# Can someone tell me why



## itlightsup (Jun 19, 2012)

I would choose this:


12 inch Mega Truss Pick, 1 ton (mega truss pick 1 ton)

over this:

http://www.ia470.com/primer/motor.gif (typical box truss wrap)

*In terms of stabilizing the truss of torquing or movement while hanging/focusing. *

I understand the mega clamp allows a secondary straight down rigging point, but again, couldn't a second down wrap accomplish *about* the same thing? 

Cheers


----------



## danTt (Jun 19, 2012)

Hi,

My two suspicions (IANAR):

1) Looks. If this truss is going to be in view of the audience, it looks much nicer than a spanset choked to the truss.

2) Distance. You can get the motor a lot closer to the truss with this setup, which becomes important when you are dealing with low ceilings and motor limits. If you choked a spanset enough to get the point parallel with the truss, the loads on the spanset would get strange, and I'm not entirely sure the spanset is rated any more.


----------



## itlightsup (Jun 19, 2012)

Looks I can definitely understand; we were considering hang this motor the hard way for just that reason.

But with a short spanset, two wraps, the triangle at that point can be anywhere from 1.5' to .5' above the truss, which to me doesn't seem that imposing.

The only thing that worries me about the load on the spanset is the instruments not being hung with proper weight distribution and pulling one side or the other too much.


----------



## metti (Jun 19, 2012)

The truss pick products deal with trusses that are hung at weird angles or weird loading better. Also, it is slightly faster to tighten one of those to a piece of truss than it is to wrap spansets on to it.


----------



## Pie4Weebl (Jun 19, 2012)

I swear by truss picks, when you're trying to get a truss up in a room with super low ceilings every inch counts! It looks for much cleaner too.


----------



## Dover (Jun 19, 2012)

itlightsup said:


> But with a short spanset, two wraps, the triangle at that point can be anywhere from 1.5' to .5' above the truss, which to me doesn't seem that imposing.



On a 2000lb pick the compressive force on the top cord of the truss with a 1/2in high bridle is about 24,000lbs. That is why you do not set a spanset that tight.


----------



## Footer (Jun 19, 2012)

Those things are useful if you need them. You won't see any out on 120k rigs or R&R gigs. However, if you are concerned about looks and trims it is really the way to go. Otherwise, a span set is the way to go. I would not go out of my way to use them unless I had to.


----------



## spribil (Jun 20, 2012)

You also don't have to worry about these "melting" or getting torn up, and easier to see if it was put on "correctly." I would not think a safety cable would be needed for these?


----------



## avkid (Jun 20, 2012)

spribil said:


> You also don't have to worry about these "melting" or getting torn up, and easier to see if it was put on "correctly." I would not think a safety cable would be needed for these?

**LISTED RECORDS**
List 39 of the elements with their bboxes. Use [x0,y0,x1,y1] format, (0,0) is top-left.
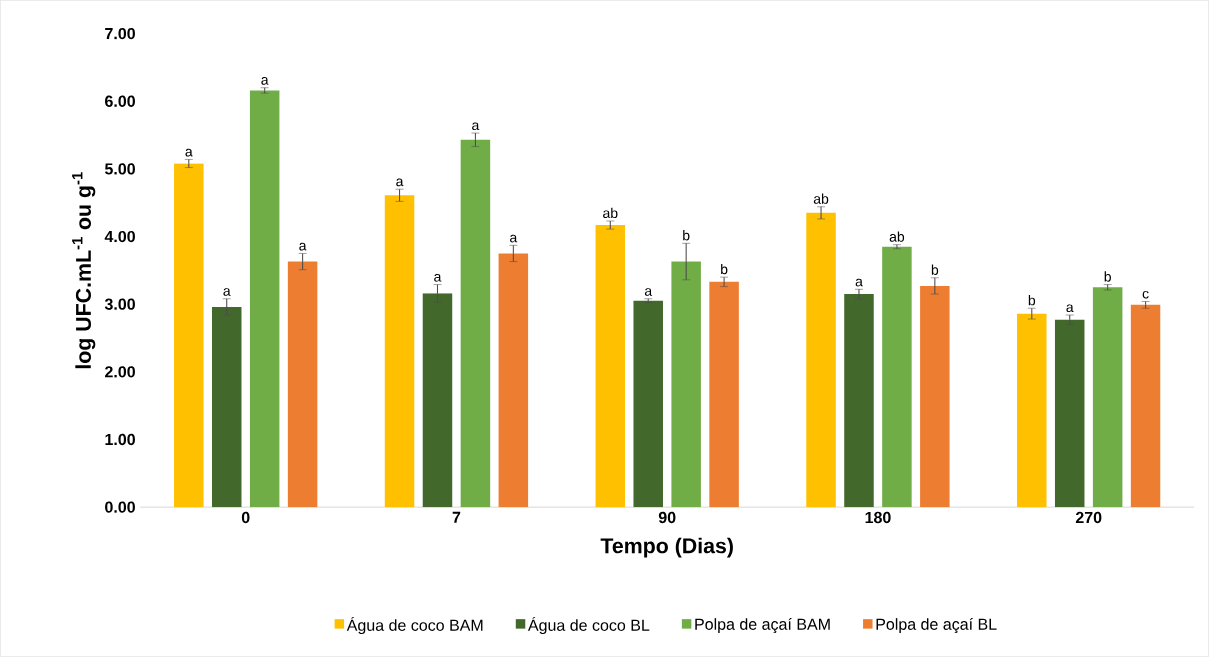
data-label: b [931,264,939,275]
data-label: a [299,242,307,251]
legend-label: Água de coco BAM [346,617,483,635]
data-label: ab [889,231,905,242]
x-tick-label: 7 [452,511,461,523]
y-tick-label: 4.00 [104,230,135,243]
data-label: a [855,278,863,287]
data-label: a [1066,304,1074,313]
data-label: b [1104,271,1111,282]
legend-label: Polpa de açaí BL [876,618,997,634]
data-label: a [510,234,518,243]
y-tick-label: 2.00 [105,366,135,378]
legend-label: Polpa de açaí BAM [695,618,830,634]
data-label: a [472,122,480,131]
data-label: a [185,148,193,157]
x-tick-label: 180 [865,511,891,524]
y-tick-label: 6.00 [105,95,135,108]
data-label: a [644,288,653,296]
data-label: ab [813,193,829,204]
data-label: b [721,264,728,275]
data-label: a [261,77,269,85]
x-axis-title: Tempo (Dias) [600,537,733,558]
x-tick-label: 270 [1075,511,1102,524]
legend-label: Água de coco BL [527,617,650,635]
data-label: a [434,274,442,282]
data-label: b [1028,295,1036,306]
x-tick-label: 0 [241,511,250,524]
data-label: a [396,178,404,187]
y-tick-label: 0.00 [105,501,135,513]
y-tick-label: 7.00 [105,28,135,40]
y-tick-label: 1.00 [105,433,135,446]
data-label: c [1142,290,1149,299]
data-label: ab [603,207,618,219]
data-label: a [223,288,231,296]
y-axis-title: log UFC.mL$^{-1}$ ou g$^{-1}$ [72,172,96,369]
y-tick-label: 5.00 [104,163,135,175]
y-tick-label: 3.00 [104,298,135,310]
data-label: b [683,230,690,241]
x-tick-label: 90 [658,511,676,524]
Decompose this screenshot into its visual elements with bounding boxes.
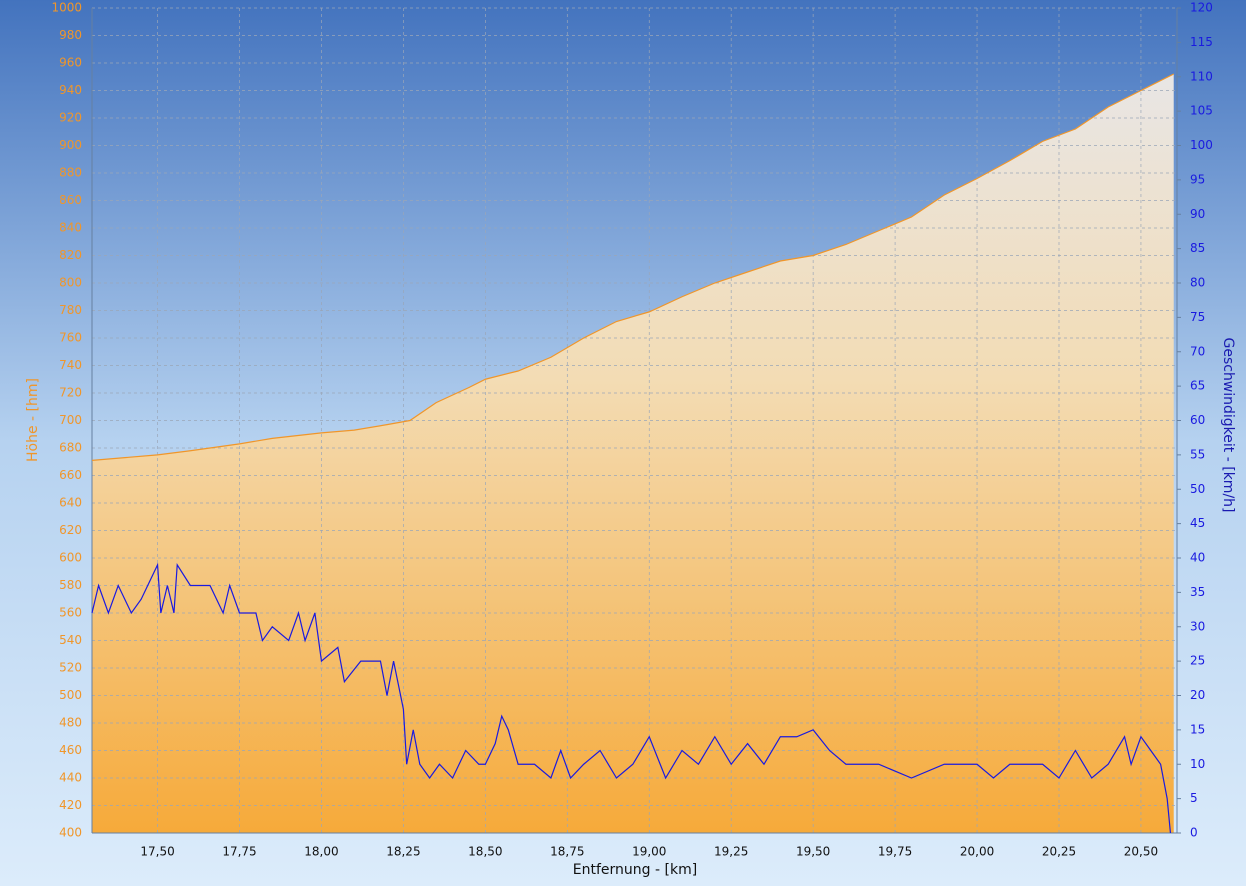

**SET TASKS**
1. In the truss-pick thread, give the stretch from "12 inch Mega" through "the same thing?" again, substituting "hitch" for "wrap".
2. Answer these questions from the truss-pick thread.
(a) On a 2000lb pick with a 1/2in high bridle, what compressive force on the top cord of the truss does Dover give?
(b) What task does metti say is slightly faster with a truss pick than with spansets?
(c) On what kinds of rigs or gigs does Footer say you won't see truss picks?

**ANSWERS FOR THIS EXERCISE**
1.
12 inch Mega Truss Pick, 1 ton (mega truss pick 1 ton)

over this:

http://www.ia470.com/primer/motor.gif (typical box truss hitch)

*In terms of stabilizing the truss of torquing or movement while hanging/focusing. *

I understand the mega clamp allows a secondary straight down rigging point, but again, couldn't a second down hitch accomplish *about* the same thing?

2.
(a) About 24,000lbs.
(b) Tightening it to a piece of truss is slightly faster than wrapping spansets on to it.
(c) 120k rigs or R&R gigs.